◆ What this task involves ◆
Only the lines from the one containing "OCR this image." through the end of the data below should be copied, each exactly as written and with both ends kept.

◆ Extracted material ◆
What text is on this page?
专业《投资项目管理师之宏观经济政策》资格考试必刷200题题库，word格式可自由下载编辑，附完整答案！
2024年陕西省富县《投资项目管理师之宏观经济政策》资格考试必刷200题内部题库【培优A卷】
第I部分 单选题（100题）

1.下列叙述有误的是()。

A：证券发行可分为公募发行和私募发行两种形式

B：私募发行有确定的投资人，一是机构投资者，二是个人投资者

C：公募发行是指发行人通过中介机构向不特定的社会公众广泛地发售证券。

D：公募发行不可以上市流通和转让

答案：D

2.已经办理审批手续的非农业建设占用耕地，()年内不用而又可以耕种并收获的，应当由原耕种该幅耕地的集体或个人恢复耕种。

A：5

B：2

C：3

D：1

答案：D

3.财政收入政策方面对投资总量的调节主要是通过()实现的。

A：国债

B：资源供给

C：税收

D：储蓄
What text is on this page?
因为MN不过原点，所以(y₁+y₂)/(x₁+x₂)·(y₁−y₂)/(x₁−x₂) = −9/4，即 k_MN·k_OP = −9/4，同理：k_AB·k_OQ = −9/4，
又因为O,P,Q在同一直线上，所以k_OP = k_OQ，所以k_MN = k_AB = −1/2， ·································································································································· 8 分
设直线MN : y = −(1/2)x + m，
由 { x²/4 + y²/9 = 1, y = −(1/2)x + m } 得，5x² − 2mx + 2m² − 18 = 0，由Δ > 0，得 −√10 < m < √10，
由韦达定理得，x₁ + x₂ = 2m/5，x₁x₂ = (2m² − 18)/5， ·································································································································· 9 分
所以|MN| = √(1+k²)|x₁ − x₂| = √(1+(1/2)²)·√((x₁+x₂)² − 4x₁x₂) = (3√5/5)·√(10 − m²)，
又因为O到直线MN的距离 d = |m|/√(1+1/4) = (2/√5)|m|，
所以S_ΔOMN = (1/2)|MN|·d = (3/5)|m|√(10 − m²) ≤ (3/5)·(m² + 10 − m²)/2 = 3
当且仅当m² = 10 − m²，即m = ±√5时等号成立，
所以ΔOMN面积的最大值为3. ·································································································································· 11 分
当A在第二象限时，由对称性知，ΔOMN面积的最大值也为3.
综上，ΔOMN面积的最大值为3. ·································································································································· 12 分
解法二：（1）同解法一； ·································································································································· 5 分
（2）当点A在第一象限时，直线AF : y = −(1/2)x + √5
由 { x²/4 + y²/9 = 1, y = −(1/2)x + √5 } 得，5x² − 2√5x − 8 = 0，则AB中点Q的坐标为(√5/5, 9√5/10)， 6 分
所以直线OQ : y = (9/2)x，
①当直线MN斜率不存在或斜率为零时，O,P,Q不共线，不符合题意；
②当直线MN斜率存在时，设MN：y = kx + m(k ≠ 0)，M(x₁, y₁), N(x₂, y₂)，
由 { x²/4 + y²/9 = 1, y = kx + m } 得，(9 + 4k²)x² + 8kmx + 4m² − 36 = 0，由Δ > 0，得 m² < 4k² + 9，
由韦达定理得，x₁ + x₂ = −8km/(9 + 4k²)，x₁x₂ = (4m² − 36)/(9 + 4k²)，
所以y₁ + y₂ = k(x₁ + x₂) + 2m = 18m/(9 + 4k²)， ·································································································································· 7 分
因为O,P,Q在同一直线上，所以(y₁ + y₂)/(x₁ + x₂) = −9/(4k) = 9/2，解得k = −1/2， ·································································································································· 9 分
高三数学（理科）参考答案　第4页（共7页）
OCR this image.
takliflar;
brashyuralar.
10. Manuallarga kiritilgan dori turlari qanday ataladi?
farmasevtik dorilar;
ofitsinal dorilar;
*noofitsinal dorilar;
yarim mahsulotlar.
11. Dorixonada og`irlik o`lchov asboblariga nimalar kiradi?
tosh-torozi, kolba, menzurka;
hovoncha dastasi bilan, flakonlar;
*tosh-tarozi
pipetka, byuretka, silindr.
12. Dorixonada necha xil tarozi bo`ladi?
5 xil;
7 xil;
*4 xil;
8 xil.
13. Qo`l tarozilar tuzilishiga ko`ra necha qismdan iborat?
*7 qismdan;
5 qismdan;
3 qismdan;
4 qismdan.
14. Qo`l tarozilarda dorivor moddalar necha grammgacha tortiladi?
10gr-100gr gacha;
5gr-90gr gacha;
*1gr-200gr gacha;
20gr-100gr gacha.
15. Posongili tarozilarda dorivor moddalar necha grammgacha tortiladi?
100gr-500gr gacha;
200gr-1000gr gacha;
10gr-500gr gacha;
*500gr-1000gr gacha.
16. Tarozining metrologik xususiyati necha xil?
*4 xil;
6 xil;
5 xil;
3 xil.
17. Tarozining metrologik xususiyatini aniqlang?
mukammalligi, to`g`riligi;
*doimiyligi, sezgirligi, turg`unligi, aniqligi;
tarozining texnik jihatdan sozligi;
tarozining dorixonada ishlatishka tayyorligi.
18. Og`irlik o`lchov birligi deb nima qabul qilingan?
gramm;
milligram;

◆ Expected answer ◆
OCR this image.
takliflar;
brashyuralar.
10. Manuallarga kiritilgan dori turlari qanday ataladi?
farmasevtik dorilar;
ofitsinal dorilar;
*noofitsinal dorilar;
yarim mahsulotlar.
11. Dorixonada og`irlik o`lchov asboblariga nimalar kiradi?
tosh-torozi, kolba, menzurka;
hovoncha dastasi bilan, flakonlar;
*tosh-tarozi
pipetka, byuretka, silindr.
12. Dorixonada necha xil tarozi bo`ladi?
5 xil;
7 xil;
*4 xil;
8 xil.
13. Qo`l tarozilar tuzilishiga ko`ra necha qismdan iborat?
*7 qismdan;
5 qismdan;
3 qismdan;
4 qismdan.
14. Qo`l tarozilarda dorivor moddalar necha grammgacha tortiladi?
10gr-100gr gacha;
5gr-90gr gacha;
*1gr-200gr gacha;
20gr-100gr gacha.
15. Posongili tarozilarda dorivor moddalar necha grammgacha tortiladi?
100gr-500gr gacha;
200gr-1000gr gacha;
10gr-500gr gacha;
*500gr-1000gr gacha.
16. Tarozining metrologik xususiyati necha xil?
*4 xil;
6 xil;
5 xil;
3 xil.
17. Tarozining metrologik xususiyatini aniqlang?
mukammalligi, to`g`riligi;
*doimiyligi, sezgirligi, turg`unligi, aniqligi;
tarozining texnik jihatdan sozligi;
tarozining dorixonada ishlatishka tayyorligi.
18. Og`irlik o`lchov birligi deb nima qabul qilingan?
gramm;
milligram;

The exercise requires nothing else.